··· MATERIAL TO PROCESS ···
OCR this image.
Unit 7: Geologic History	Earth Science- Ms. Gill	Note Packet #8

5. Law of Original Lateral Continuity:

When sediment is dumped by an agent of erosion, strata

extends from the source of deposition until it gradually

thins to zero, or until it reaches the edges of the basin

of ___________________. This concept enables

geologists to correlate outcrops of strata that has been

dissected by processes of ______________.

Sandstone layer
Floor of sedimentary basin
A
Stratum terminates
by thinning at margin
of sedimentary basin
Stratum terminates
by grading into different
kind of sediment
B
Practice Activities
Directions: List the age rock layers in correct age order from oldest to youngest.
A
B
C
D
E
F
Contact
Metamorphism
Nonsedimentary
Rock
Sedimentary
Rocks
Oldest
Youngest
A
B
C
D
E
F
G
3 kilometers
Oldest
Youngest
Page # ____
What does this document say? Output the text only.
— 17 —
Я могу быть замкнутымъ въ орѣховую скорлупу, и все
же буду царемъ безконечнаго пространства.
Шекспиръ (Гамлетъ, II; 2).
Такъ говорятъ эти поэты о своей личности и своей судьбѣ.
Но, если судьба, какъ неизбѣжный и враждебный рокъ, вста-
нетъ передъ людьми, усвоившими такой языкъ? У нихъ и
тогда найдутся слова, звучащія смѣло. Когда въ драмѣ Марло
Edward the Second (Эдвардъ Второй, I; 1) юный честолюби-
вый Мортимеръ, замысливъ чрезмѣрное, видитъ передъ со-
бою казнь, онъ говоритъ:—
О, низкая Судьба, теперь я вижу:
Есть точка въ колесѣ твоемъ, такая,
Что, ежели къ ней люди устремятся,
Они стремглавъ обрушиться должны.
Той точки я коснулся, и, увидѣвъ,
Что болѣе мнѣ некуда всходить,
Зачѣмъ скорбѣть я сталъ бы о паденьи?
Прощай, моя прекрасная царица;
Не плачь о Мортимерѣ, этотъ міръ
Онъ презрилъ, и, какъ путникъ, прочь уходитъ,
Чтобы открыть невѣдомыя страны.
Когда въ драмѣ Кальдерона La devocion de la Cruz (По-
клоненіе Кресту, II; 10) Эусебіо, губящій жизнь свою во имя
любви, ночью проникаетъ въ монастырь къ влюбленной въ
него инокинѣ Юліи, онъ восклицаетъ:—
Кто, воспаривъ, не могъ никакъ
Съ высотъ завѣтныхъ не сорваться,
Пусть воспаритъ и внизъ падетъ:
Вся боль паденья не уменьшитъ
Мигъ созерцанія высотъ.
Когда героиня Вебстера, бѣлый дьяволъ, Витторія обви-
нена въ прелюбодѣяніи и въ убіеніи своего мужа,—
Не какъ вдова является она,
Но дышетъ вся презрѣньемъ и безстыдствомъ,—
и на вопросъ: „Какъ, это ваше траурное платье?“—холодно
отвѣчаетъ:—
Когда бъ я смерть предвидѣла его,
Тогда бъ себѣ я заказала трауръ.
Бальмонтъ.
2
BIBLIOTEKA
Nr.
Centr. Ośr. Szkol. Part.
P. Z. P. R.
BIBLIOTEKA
···
→ GOAL: Quote the listing in full, please, keeping every line exact.

→ FULL RESPONSE:
OCR this image.
Unit 7: Geologic History	Earth Science- Ms. Gill	Note Packet #8

5. Law of Original Lateral Continuity:

When sediment is dumped by an agent of erosion, strata

extends from the source of deposition until it gradually

thins to zero, or until it reaches the edges of the basin

of ___________________. This concept enables

geologists to correlate outcrops of strata that has been

dissected by processes of ______________.

Sandstone layer
Floor of sedimentary basin
A
Stratum terminates
by thinning at margin
of sedimentary basin
Stratum terminates
by grading into different
kind of sediment
B
Practice Activities
Directions: List the age rock layers in correct age order from oldest to youngest.
A
B
C
D
E
F
Contact
Metamorphism
Nonsedimentary
Rock
Sedimentary
Rocks
Oldest
Youngest
A
B
C
D
E
F
G
3 kilometers
Oldest
Youngest
Page # ____
What does this document say? Output the text only.
— 17 —
Я могу быть замкнутымъ въ орѣховую скорлупу, и все
же буду царемъ безконечнаго пространства.
Шекспиръ (Гамлетъ, II; 2).
Такъ говорятъ эти поэты о своей личности и своей судьбѣ.
Но, если судьба, какъ неизбѣжный и враждебный рокъ, вста-
нетъ передъ людьми, усвоившими такой языкъ? У нихъ и
тогда найдутся слова, звучащія смѣло. Когда въ драмѣ Марло
Edward the Second (Эдвардъ Второй, I; 1) юный честолюби-
вый Мортимеръ, замысливъ чрезмѣрное, видитъ передъ со-
бою казнь, онъ говоритъ:—
О, низкая Судьба, теперь я вижу:
Есть точка въ колесѣ твоемъ, такая,
Что, ежели къ ней люди устремятся,
Они стремглавъ обрушиться должны.
Той точки я коснулся, и, увидѣвъ,
Что болѣе мнѣ некуда всходить,
Зачѣмъ скорбѣть я сталъ бы о паденьи?
Прощай, моя прекрасная царица;
Не плачь о Мортимерѣ, этотъ міръ
Онъ презрилъ, и, какъ путникъ, прочь уходитъ,
Чтобы открыть невѣдомыя страны.
Когда въ драмѣ Кальдерона La devocion de la Cruz (По-
клоненіе Кресту, II; 10) Эусебіо, губящій жизнь свою во имя
любви, ночью проникаетъ въ монастырь къ влюбленной въ
него инокинѣ Юліи, онъ восклицаетъ:—
Кто, воспаривъ, не могъ никакъ
Съ высотъ завѣтныхъ не сорваться,
Пусть воспаритъ и внизъ падетъ:
Вся боль паденья не уменьшитъ
Мигъ созерцанія высотъ.
Когда героиня Вебстера, бѣлый дьяволъ, Витторія обви-
нена въ прелюбодѣяніи и въ убіеніи своего мужа,—
Не какъ вдова является она,
Но дышетъ вся презрѣньемъ и безстыдствомъ,—
и на вопросъ: „Какъ, это ваше траурное платье?“—холодно
отвѣчаетъ:—
Когда бъ я смерть предвидѣла его,
Тогда бъ себѣ я заказала трауръ.
Бальмонтъ.
2
BIBLIOTEKA
Nr.
Centr. Ośr. Szkol. Part.
P. Z. P. R.
BIBLIOTEKA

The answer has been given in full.